**Exercise requirements:** The records below must be transcribed exactly. Do not include the pictures.

━━ Data supplied ━━

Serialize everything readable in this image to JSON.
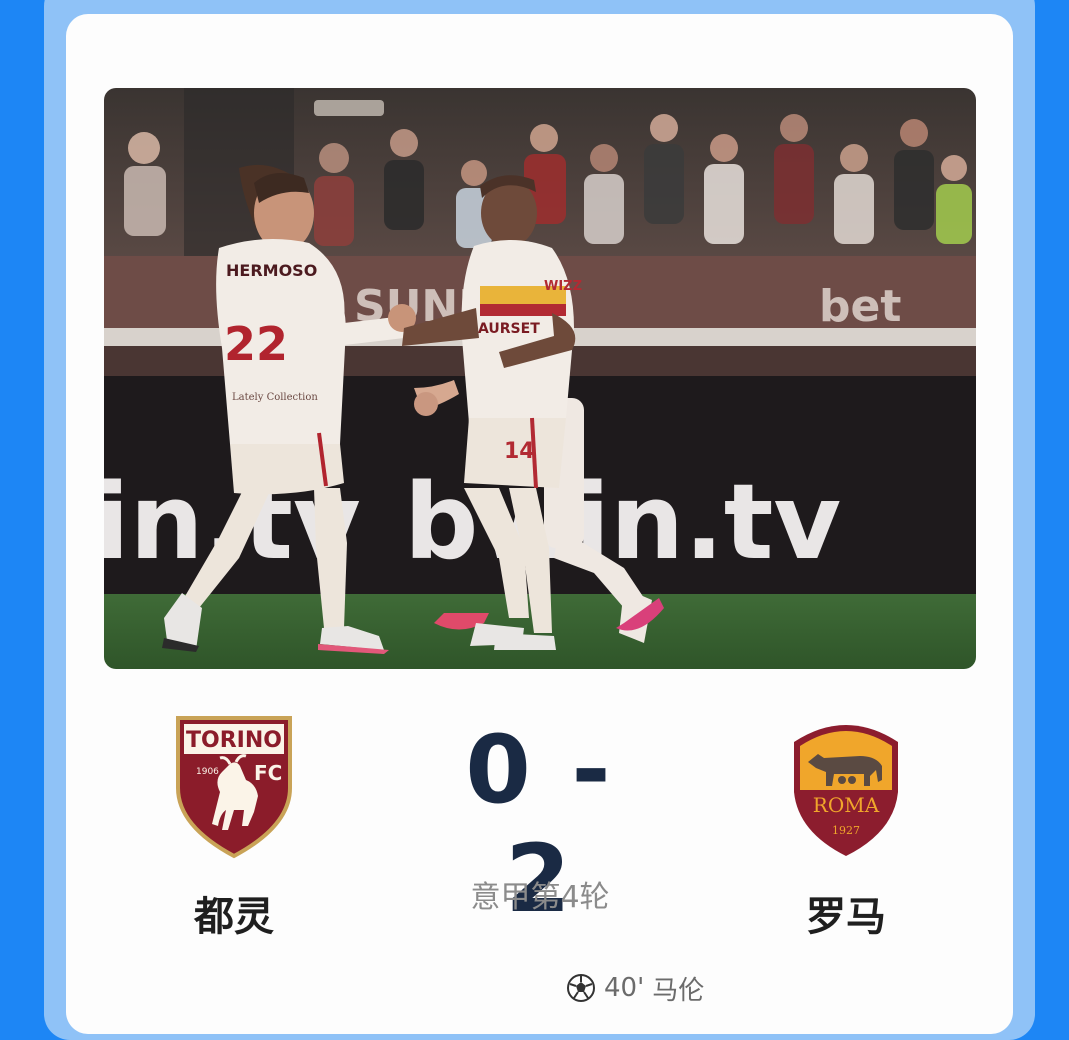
{
  "match": {
    "home_team": "都灵",
    "away_team": "罗马",
    "score": "0 - 2",
    "round": "意甲第4轮",
    "home_badge_text": {
      "name": "TORINO",
      "suffix": "FC",
      "year": "1906"
    },
    "away_badge_text": {
      "name": "ROMA",
      "year": "1927"
    }
  },
  "goal_event": {
    "icon": "soccer-ball-icon",
    "minute": "40'",
    "player": "马伦"
  },
  "photo": {
    "shirt_number_left": "22",
    "shirt_name_left": "HERMOSO",
    "shirt_number_right": "14",
    "shirt_sponsor_right": "AURSET",
    "board_text": "bwin.tv",
    "board_text_left": "in.tv",
    "upper_board_text": "SUNKI",
    "upper_board_text_right": "bet",
    "left_shirt_small_text": "Lately Collection",
    "sleeve_text": "WIZZ"
  },
  "colors": {
    "page_bg": "#1d86f5",
    "frame": "#8fc2f7",
    "card": "#fdfdfd",
    "score": "#1a2a44",
    "torino_maroon": "#8b1c2a",
    "roma_yellow": "#f0a62b",
    "roma_red": "#8c1d2e"
  }
}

━━━

**The completed task:**
Serialize everything readable in this image to JSON.
{
  "match": {
    "home_team": "都灵",
    "away_team": "罗马",
    "score": "0 - 2",
    "round": "意甲第4轮",
    "home_badge_text": {
      "name": "TORINO",
      "suffix": "FC",
      "year": "1906"
    },
    "away_badge_text": {
      "name": "ROMA",
      "year": "1927"
    }
  },
  "goal_event": {
    "icon": "soccer-ball-icon",
    "minute": "40'",
    "player": "马伦"
  },
  "photo": {
    "shirt_number_left": "22",
    "shirt_name_left": "HERMOSO",
    "shirt_number_right": "14",
    "shirt_sponsor_right": "AURSET",
    "board_text": "bwin.tv",
    "board_text_left": "in.tv",
    "upper_board_text": "SUNKI",
    "upper_board_text_right": "bet",
    "left_shirt_small_text": "Lately Collection",
    "sleeve_text": "WIZZ"
  },
  "colors": {
    "page_bg": "#1d86f5",
    "frame": "#8fc2f7",
    "card": "#fdfdfd",
    "score": "#1a2a44",
    "torino_maroon": "#8b1c2a",
    "roma_yellow": "#f0a62b",
    "roma_red": "#8c1d2e"
  }
}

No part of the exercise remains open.